Written task
Find the lines that hold the word "JSON" and return them.
-- START Input for this task --
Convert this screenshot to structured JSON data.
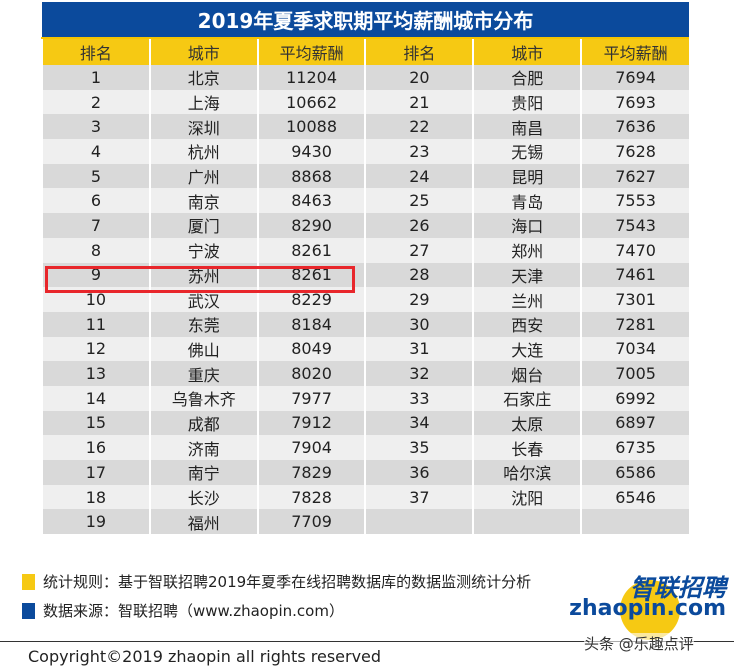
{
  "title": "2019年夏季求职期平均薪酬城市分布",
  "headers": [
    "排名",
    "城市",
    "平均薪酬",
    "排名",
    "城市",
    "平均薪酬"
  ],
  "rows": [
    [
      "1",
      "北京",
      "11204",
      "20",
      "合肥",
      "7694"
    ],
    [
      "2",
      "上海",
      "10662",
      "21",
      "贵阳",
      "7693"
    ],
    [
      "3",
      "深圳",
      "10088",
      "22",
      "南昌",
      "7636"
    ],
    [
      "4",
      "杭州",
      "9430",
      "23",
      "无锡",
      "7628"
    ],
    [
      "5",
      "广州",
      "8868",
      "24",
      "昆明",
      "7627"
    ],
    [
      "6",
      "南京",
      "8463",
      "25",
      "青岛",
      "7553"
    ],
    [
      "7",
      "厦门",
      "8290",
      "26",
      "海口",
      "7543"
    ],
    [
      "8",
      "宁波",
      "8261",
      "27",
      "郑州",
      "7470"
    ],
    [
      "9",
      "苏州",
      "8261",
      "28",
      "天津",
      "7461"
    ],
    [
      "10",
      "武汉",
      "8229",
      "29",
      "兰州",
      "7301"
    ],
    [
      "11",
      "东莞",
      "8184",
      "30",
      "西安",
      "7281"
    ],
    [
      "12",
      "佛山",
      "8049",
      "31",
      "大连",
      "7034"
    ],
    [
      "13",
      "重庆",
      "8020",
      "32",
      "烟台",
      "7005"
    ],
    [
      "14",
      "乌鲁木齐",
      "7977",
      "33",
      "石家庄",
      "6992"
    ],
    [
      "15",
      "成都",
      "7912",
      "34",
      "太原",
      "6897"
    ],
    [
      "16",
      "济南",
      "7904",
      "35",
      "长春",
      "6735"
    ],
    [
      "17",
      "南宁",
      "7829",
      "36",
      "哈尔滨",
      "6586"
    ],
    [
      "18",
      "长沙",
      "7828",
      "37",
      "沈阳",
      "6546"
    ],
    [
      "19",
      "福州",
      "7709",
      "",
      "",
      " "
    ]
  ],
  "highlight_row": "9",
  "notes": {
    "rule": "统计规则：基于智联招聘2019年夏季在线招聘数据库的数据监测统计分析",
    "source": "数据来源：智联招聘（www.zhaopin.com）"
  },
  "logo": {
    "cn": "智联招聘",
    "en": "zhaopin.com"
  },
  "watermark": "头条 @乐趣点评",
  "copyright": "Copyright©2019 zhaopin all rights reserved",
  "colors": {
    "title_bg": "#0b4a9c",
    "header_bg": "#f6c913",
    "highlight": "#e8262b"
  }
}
-- END Input for this task --
-- START Input for this task --
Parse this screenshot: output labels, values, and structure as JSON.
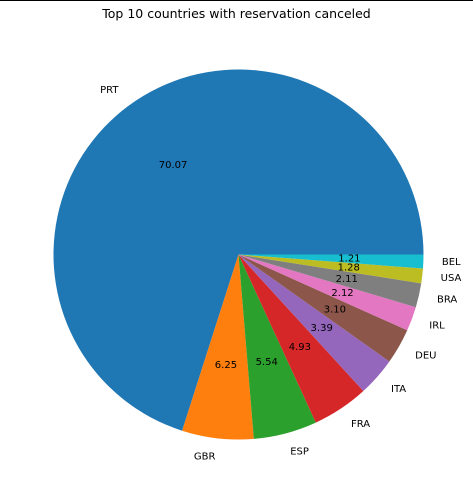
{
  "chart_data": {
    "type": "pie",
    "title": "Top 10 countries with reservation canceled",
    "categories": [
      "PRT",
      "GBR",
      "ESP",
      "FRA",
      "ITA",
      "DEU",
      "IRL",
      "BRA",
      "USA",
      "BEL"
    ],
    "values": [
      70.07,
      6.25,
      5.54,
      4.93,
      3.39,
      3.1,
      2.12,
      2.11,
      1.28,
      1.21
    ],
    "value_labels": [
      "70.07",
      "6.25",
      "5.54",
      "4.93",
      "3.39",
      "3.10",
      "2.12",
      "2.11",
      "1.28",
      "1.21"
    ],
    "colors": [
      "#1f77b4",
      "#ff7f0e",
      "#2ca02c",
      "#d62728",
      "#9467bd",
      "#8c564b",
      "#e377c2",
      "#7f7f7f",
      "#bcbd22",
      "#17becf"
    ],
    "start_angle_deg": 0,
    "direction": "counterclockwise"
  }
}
-- END Input for this task --
Full output
Convert this screenshot to structured JSON data.
Parse this screenshot: output labels, values, and structure as JSON.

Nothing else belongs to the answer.